◆ **Exercise objective**: Write out the part of the study text starting with "This study adds" and going on through "to poor outcomes.".

A major strength of this study is the extended study period. The incidence of E. coli neonatal sepsis is relatively low at any major US NICU. Most studies include NRN, CDC, or VON datasets, which do not account for geographic variations in E. coli pathogenicity patterns. We also use a composite outcome of death or severe illness to identify infant and maternal risk factors. As neonatal care becomes better at reducing the outcome of death, there is an increased burden of morbidities in the survivors, and it is critical to include this in studies on sepsis [38, 39]. It is reassuring that ampicillin or gentamicin resistance was not associated with the primary outcome in our study. The rates of ampicillin and gentamicin resistance seen in our population are similar to the rates reported by the recent NRN study, and this rate was similar across EOS and LOS cases as well in VLBW infants who were at the highest risk of death or severe illness [4]. Although this is from a single center, these data suggest that ampicillin and gentamicin remain effective empiric antibiotics for neonatal sepsis.

The main drawback of this study is that this is a single-center experience; thus, the number of E. coli cases is insufficient to draw conclusions that can be applied to other centers. We were also limited as to which clinical, demographic, and microbiological factors we could use for our analyses due to the retrospective nature of this study. The completeness of the documentation of these factors in the medical record primarily determined the factors we chose to study. We acknowledge that there are possibly multiple other complex mechanisms and factors that are associated with increased mortality or severity of illness in neonatal E. coli sepsis. Maternal factors that have been linked to neonatal death from sepsis are prolonged rupture of membranes, chorioamnionitis, preterm delivery, and cesarean delivery [40]. Neonatal factors that have been consistently shown to be associated with increased odds of mortality are prematurity and low birth weight [41, 42]. Other clinical factors such as respiratory compromise, septic shock, Gram-negative infection, lactic acidosis, and thrombocytopenia have been frequently but not consistently implicated in neonatal sepsis-related mortality [42,43,44,45].

The laboratory system at our institution instituted new microbiological techniques with enhanced antimicrobial inactivation to improve the isolation of microorganisms in 2016. This upgrade might partially account for the increased E. coli incidence in the last five years. We also do not have follow-up data on the surviving infants, so we cannot speculate on their long-term neurodevelopmental outcomes. However, studies show that hypotension and the need for inotropes are associated with neurodevelopmental impairment (NDI) in preterm infants [23, 46]. We also do not have data on other Gram-negative pathogens, such as Klebsiella and Pseudomonas, and hence cannot comment on whether there was a similar increase in their incidence during the time period of our study. We also do not have information on the pathogenic strain or phage typing of the E. coli species isolated, as this is not routinely reported in our laboratory system.

This study adds to the current wealth of knowledge of E. coli sepsis in the neonatal population and the relationship between various host and pathogen factors contributing to poor outcomes.

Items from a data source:
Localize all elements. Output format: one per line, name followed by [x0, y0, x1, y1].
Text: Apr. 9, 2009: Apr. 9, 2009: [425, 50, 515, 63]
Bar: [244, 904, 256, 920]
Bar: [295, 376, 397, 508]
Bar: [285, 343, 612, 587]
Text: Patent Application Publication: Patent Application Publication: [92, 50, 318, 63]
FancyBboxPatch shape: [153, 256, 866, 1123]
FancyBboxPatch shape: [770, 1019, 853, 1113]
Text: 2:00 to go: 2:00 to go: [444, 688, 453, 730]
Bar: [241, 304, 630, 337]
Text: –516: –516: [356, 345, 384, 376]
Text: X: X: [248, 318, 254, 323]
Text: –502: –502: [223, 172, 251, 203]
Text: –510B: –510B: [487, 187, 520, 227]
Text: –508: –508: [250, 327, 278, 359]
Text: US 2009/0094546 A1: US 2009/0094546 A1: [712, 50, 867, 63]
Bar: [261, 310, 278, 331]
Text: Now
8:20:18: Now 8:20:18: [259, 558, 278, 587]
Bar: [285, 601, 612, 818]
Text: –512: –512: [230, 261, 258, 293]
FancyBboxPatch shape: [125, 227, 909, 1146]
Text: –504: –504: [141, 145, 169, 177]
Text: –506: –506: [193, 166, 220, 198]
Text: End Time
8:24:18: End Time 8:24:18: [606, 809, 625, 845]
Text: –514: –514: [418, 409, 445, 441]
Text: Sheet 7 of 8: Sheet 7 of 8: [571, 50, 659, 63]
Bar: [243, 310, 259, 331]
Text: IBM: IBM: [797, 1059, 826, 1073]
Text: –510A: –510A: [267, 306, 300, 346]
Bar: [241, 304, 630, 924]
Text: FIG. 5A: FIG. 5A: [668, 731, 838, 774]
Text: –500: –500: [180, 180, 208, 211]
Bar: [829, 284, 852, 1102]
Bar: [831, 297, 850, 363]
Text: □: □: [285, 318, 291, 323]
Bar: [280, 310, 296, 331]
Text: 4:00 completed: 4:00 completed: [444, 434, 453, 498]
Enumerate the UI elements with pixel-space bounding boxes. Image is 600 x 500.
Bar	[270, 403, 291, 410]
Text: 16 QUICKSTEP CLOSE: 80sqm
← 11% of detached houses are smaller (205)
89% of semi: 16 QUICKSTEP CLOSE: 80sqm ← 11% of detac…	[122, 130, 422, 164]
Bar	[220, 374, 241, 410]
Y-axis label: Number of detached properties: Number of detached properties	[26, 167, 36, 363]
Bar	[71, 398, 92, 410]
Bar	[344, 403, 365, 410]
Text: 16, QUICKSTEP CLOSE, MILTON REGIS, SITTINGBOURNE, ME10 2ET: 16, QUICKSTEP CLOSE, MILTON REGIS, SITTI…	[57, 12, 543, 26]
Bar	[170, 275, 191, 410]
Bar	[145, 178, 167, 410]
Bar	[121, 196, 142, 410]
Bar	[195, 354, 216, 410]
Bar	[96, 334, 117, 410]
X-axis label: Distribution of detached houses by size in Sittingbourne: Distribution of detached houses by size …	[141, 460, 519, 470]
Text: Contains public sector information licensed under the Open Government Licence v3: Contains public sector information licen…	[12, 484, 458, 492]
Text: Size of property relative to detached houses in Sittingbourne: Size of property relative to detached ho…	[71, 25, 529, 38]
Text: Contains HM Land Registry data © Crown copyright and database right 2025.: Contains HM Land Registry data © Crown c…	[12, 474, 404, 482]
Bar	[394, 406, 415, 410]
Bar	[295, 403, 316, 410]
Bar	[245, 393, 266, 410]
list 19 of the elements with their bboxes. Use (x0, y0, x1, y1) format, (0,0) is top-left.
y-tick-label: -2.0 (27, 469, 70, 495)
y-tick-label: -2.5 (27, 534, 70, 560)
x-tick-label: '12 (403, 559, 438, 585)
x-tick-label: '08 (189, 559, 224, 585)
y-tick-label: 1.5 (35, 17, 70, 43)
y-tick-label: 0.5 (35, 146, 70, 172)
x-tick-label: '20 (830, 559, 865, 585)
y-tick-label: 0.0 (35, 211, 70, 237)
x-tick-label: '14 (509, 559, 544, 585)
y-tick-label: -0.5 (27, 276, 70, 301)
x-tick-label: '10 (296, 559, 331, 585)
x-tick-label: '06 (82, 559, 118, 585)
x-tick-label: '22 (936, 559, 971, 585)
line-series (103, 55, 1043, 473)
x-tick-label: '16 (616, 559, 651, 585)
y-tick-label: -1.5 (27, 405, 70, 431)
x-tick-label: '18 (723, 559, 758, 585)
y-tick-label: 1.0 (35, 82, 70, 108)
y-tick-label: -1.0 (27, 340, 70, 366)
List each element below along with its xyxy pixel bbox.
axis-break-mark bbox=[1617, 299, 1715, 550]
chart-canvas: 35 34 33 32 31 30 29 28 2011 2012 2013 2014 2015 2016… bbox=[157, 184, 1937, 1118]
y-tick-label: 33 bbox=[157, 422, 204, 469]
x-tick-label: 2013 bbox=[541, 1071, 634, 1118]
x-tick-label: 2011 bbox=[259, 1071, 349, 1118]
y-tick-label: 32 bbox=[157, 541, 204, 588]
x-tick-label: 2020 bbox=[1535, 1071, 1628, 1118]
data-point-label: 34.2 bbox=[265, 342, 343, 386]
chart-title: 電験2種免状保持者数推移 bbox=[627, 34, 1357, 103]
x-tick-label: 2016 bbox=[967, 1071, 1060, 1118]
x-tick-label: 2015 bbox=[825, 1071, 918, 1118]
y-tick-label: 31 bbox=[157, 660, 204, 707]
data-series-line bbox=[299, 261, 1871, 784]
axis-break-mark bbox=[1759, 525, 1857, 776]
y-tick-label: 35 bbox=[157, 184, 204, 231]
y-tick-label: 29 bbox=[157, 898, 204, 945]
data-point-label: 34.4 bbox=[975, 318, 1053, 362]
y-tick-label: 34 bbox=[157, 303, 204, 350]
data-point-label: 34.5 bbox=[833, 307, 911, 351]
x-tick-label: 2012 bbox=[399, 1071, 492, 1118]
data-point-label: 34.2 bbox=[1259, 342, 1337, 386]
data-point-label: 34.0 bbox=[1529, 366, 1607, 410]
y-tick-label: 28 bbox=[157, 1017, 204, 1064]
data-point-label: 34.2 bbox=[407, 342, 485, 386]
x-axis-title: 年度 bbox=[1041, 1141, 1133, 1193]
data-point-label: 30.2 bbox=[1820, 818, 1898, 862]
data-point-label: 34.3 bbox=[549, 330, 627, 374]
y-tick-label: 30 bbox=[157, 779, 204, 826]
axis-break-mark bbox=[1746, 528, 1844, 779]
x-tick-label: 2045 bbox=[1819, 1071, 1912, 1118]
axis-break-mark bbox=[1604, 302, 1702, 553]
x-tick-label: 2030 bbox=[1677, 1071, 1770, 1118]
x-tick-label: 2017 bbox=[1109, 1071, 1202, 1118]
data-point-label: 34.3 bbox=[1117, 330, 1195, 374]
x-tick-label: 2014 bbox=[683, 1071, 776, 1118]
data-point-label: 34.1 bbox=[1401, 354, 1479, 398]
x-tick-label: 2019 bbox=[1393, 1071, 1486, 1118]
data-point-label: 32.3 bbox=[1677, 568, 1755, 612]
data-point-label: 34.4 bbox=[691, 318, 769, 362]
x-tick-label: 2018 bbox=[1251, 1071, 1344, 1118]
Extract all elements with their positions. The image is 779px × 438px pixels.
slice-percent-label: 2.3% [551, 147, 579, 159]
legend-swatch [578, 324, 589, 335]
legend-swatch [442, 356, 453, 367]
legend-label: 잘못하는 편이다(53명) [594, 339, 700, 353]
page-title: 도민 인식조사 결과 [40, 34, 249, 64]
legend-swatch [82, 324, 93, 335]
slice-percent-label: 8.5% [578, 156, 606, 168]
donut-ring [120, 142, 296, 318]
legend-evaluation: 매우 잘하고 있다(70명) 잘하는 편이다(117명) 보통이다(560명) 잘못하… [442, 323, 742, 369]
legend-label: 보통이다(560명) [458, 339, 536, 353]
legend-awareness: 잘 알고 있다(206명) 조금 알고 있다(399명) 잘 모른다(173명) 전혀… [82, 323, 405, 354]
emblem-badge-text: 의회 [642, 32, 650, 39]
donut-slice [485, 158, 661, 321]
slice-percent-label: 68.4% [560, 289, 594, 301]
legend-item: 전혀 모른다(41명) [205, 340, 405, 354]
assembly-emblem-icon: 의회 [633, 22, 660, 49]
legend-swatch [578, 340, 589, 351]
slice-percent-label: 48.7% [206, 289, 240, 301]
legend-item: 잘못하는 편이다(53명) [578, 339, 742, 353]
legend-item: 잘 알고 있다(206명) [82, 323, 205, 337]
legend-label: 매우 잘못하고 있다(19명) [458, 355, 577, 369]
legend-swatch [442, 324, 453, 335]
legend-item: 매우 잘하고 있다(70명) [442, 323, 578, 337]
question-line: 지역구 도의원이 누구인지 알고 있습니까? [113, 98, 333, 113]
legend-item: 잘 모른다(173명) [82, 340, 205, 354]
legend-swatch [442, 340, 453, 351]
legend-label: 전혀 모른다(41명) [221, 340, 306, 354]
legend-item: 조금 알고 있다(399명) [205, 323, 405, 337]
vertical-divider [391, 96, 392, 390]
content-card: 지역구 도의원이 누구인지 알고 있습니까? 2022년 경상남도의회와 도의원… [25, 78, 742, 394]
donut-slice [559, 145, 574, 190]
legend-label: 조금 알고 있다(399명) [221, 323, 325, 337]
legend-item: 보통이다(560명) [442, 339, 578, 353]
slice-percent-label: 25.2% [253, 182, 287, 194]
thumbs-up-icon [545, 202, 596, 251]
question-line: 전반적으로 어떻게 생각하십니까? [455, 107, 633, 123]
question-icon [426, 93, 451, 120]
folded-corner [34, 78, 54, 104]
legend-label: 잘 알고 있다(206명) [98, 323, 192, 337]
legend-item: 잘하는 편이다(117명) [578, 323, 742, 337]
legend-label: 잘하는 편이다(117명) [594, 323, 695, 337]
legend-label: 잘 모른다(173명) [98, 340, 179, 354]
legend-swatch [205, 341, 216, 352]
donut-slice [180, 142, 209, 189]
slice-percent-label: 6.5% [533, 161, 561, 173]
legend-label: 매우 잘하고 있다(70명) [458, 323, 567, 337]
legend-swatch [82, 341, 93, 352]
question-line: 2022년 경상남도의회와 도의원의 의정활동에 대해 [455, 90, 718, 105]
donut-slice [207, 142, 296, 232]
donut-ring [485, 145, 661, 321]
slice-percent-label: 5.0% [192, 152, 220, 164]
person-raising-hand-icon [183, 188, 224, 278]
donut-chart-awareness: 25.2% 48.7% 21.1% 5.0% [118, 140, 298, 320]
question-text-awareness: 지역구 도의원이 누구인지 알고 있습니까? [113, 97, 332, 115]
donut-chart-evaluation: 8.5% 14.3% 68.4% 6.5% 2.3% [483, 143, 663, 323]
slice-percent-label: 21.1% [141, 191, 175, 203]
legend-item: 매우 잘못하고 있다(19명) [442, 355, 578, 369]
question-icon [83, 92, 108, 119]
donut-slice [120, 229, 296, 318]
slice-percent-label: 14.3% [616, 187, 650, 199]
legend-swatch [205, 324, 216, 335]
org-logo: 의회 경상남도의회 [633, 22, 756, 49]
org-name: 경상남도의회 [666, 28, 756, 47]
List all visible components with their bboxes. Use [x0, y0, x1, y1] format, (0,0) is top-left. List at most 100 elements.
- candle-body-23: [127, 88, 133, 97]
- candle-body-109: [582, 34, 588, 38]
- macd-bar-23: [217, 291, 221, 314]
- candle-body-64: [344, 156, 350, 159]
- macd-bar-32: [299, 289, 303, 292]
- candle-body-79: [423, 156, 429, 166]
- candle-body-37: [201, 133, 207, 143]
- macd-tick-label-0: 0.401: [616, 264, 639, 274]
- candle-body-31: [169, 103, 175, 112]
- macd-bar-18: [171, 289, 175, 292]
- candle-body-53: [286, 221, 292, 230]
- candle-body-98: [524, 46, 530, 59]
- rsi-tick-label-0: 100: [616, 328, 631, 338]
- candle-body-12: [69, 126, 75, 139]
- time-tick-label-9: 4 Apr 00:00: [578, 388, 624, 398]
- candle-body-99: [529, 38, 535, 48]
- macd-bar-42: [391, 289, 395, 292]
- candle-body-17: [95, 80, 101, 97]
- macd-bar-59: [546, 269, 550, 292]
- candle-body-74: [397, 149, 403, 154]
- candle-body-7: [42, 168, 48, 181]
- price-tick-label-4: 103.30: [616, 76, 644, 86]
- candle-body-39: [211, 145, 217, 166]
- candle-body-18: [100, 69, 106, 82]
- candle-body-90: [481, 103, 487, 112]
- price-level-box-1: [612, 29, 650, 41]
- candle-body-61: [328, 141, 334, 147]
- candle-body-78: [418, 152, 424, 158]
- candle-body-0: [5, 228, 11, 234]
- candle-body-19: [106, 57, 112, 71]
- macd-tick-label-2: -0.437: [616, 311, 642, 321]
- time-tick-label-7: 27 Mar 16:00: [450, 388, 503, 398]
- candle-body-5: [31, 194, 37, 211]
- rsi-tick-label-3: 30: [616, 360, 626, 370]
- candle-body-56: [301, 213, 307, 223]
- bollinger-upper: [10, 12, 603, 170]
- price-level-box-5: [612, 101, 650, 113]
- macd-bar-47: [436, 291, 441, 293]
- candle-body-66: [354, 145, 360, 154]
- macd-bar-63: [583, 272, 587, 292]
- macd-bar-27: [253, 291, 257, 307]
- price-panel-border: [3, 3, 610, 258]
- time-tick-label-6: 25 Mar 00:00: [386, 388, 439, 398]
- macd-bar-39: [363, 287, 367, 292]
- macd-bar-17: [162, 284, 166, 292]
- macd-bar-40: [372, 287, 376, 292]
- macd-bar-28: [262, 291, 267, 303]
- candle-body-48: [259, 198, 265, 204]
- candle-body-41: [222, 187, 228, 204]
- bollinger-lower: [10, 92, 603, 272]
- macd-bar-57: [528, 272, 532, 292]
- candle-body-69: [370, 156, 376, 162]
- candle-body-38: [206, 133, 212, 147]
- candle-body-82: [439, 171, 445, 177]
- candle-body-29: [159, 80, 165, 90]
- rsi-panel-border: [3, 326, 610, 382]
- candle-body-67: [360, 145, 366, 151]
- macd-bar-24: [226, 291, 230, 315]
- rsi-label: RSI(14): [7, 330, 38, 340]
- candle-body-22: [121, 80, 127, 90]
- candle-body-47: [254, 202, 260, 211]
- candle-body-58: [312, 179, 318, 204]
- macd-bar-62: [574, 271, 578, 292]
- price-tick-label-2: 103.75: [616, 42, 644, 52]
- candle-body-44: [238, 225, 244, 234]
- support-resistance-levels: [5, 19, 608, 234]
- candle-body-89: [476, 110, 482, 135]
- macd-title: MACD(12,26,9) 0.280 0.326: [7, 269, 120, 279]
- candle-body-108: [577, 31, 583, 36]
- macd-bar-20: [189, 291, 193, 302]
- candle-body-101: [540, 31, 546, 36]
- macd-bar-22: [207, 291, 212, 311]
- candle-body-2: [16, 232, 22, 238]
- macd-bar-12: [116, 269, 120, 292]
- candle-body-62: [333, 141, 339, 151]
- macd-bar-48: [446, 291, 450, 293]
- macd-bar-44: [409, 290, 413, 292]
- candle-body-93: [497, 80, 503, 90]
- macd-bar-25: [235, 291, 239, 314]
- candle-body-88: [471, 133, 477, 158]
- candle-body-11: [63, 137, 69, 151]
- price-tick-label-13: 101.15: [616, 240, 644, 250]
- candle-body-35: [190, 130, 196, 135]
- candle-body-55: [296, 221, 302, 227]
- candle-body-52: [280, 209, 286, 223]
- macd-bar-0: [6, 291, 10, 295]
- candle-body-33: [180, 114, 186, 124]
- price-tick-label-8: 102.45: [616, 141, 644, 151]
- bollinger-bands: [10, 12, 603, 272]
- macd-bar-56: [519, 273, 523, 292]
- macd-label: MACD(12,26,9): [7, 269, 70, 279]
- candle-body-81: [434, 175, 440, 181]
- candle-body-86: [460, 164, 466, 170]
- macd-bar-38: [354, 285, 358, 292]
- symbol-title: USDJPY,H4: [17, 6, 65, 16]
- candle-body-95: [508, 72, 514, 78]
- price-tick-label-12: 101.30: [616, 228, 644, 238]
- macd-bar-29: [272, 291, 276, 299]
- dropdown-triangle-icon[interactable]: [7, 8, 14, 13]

◆ **Result for this task**:
This study adds to the current wealth of knowledge of E. coli sepsis in the neonatal population and the relationship between various host and pathogen factors contributing to poor outcomes.